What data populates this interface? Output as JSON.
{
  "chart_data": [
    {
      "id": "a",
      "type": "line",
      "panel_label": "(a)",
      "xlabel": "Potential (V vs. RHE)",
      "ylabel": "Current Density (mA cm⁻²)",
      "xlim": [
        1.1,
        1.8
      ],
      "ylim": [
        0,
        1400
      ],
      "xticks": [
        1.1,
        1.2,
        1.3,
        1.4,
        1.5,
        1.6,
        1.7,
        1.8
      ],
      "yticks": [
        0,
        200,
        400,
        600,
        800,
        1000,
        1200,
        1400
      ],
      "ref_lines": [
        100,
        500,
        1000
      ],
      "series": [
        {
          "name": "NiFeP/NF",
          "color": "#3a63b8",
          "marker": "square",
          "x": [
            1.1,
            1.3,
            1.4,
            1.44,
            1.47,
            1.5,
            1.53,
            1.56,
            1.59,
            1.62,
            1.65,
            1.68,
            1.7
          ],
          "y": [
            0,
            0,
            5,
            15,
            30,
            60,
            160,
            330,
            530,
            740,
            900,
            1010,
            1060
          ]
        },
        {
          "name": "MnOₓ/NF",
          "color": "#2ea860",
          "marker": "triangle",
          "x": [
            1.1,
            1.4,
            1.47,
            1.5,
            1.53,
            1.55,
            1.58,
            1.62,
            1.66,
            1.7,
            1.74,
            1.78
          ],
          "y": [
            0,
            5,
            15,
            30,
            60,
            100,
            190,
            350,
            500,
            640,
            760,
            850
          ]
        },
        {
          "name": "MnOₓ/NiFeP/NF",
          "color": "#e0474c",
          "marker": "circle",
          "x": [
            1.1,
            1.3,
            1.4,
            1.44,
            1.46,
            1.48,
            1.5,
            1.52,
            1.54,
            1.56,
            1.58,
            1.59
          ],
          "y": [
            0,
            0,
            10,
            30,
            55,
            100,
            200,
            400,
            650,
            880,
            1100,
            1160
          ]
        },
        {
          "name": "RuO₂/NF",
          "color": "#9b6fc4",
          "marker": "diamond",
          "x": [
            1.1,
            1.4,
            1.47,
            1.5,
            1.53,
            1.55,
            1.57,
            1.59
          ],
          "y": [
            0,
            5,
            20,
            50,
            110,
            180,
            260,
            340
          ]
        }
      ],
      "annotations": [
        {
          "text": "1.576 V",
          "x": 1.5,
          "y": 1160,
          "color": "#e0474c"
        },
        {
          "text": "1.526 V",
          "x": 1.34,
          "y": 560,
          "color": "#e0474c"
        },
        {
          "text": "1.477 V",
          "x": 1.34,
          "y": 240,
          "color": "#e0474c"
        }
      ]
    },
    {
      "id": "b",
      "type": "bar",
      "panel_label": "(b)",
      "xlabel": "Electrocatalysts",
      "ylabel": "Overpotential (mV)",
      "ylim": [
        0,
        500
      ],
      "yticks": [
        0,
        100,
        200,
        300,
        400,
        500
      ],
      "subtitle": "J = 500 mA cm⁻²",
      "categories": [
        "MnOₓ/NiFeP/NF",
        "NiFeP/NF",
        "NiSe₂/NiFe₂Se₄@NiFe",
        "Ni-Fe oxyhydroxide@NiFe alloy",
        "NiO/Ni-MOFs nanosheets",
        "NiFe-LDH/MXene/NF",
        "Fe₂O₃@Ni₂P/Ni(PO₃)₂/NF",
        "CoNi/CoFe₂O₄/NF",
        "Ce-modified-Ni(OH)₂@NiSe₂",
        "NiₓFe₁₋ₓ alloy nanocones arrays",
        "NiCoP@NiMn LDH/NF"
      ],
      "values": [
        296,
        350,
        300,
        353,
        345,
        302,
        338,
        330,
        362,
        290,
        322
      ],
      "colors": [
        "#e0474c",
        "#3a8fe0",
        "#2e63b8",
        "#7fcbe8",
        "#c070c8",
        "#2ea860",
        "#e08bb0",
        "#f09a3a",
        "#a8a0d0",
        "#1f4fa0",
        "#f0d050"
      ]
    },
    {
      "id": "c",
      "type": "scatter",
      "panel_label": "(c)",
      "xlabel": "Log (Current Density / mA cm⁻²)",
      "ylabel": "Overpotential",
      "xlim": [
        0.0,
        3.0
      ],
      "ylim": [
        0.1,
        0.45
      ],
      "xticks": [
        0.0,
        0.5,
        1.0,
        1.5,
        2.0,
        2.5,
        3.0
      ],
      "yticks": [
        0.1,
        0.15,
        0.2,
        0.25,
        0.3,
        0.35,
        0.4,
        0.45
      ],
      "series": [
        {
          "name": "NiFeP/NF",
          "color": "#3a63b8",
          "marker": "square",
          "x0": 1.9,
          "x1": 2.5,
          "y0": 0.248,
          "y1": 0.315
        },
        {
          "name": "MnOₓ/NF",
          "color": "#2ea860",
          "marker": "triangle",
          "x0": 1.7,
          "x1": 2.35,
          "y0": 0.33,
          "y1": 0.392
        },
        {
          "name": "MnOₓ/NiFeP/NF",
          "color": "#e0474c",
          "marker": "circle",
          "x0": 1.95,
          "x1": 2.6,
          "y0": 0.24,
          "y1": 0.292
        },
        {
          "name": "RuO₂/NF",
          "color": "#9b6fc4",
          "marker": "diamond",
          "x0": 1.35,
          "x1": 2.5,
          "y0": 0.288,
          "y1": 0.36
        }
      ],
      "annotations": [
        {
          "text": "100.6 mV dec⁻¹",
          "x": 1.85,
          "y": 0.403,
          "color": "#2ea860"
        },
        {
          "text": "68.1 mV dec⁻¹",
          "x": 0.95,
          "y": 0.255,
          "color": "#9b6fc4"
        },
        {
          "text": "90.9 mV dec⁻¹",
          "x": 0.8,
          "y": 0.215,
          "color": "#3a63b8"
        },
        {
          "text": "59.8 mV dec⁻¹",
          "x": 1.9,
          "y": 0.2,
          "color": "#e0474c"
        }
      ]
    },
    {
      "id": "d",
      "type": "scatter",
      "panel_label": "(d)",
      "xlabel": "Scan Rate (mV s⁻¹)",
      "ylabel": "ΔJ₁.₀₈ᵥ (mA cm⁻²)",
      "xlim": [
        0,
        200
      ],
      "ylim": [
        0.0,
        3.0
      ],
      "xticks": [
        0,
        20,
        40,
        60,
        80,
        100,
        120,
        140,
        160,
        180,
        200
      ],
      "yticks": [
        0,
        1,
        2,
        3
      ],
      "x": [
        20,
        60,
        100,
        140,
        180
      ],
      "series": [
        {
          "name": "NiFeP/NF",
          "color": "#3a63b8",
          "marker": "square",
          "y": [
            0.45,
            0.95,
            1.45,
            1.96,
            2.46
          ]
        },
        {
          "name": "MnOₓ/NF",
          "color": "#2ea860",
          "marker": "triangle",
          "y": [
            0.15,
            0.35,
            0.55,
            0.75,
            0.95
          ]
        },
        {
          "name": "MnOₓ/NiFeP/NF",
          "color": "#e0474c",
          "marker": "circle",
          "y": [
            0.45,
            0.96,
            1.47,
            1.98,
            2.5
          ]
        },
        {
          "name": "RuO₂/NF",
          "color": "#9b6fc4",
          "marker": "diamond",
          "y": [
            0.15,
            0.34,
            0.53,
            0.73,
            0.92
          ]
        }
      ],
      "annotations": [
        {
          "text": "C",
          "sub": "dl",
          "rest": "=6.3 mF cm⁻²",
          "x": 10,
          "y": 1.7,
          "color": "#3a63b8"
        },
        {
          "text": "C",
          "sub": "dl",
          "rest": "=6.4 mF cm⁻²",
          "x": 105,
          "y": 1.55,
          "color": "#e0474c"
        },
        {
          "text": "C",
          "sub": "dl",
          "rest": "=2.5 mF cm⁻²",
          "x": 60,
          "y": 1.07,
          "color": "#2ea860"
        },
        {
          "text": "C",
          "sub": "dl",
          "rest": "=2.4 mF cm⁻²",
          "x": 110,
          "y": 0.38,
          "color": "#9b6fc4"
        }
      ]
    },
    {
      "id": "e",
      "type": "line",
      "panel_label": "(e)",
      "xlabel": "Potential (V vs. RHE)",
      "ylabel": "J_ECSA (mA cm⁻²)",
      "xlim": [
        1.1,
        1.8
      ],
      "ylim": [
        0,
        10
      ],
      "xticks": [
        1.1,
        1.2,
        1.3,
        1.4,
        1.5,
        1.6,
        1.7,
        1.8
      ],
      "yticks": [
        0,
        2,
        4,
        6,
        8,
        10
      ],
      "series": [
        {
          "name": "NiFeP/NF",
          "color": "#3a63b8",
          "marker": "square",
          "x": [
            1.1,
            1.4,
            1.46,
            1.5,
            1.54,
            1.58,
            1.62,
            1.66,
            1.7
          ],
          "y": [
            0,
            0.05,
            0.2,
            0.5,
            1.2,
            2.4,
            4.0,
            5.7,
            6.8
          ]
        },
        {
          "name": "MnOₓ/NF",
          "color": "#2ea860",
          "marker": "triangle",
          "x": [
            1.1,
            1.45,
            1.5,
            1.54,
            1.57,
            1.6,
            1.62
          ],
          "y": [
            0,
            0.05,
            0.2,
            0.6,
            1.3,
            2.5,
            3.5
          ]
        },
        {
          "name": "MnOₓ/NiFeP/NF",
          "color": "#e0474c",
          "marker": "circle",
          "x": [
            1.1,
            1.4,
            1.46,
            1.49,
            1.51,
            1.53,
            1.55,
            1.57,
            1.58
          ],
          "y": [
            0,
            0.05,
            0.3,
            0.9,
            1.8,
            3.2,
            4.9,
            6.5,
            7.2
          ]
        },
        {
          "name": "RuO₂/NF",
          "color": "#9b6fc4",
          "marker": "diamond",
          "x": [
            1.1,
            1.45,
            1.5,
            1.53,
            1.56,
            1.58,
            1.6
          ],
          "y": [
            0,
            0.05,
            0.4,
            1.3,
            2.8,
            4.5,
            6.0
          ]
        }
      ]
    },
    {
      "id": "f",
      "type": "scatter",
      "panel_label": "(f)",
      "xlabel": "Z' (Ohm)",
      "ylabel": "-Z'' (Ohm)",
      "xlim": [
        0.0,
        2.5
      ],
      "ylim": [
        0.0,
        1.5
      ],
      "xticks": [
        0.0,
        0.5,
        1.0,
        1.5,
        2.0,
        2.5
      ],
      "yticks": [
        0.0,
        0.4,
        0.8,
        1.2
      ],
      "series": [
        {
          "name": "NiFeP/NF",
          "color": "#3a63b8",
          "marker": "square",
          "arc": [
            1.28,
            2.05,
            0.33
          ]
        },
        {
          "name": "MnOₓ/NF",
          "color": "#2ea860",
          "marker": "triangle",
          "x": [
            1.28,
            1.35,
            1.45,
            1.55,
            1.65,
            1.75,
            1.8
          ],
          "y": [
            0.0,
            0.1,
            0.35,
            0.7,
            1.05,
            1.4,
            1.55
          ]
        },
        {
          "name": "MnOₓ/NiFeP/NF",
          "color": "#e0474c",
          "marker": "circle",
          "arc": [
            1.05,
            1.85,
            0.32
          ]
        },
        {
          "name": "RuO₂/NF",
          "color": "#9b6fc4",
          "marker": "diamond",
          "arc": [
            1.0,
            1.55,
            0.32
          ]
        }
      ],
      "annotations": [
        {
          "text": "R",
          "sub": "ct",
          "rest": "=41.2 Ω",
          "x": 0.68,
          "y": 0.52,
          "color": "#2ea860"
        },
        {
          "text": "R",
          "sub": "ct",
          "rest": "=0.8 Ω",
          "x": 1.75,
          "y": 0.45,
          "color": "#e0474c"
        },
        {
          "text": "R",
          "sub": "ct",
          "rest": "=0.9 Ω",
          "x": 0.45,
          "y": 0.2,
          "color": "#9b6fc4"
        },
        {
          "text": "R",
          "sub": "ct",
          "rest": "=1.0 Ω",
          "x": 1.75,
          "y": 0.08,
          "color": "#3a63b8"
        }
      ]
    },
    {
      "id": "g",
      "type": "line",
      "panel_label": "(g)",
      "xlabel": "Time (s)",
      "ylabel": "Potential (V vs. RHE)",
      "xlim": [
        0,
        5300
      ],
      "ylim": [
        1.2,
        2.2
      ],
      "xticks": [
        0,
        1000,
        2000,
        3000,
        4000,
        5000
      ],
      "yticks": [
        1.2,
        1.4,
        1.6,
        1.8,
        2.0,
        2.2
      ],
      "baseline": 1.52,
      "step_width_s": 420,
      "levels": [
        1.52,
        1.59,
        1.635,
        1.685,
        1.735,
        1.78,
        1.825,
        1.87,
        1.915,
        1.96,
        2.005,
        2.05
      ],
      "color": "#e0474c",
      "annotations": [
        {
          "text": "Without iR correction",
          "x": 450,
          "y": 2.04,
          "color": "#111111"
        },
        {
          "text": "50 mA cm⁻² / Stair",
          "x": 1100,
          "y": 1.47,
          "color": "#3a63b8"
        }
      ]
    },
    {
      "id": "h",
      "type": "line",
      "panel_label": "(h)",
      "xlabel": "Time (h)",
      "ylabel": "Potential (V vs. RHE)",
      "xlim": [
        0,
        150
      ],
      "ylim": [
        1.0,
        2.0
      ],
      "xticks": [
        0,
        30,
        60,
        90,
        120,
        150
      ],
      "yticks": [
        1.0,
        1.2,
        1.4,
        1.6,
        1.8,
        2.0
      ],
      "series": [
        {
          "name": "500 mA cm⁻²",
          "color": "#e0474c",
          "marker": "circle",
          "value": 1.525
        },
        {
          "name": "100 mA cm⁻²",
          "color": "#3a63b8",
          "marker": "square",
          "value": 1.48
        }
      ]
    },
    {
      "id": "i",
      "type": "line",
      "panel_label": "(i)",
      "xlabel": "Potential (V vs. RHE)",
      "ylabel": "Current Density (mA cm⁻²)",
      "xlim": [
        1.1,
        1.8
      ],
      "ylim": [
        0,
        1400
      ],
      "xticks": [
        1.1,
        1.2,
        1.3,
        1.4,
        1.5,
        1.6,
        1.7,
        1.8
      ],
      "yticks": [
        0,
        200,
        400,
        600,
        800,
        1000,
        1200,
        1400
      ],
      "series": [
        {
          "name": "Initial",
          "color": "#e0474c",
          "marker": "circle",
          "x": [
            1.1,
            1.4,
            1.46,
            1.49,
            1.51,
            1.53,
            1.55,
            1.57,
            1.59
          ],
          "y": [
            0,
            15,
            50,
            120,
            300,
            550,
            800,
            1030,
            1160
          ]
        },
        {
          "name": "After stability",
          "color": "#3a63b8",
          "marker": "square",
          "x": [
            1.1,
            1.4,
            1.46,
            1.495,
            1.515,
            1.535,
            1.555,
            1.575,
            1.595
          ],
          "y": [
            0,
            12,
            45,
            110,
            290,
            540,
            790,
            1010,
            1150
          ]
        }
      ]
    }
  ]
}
▬▬▬▬▬▬
YOUR TASK:
Identify which lines contain the word "Overpotential" and copy each one.

THE REPLY:
      "ylabel": "Overpotential (mV)",
      "ylabel": "Overpotential",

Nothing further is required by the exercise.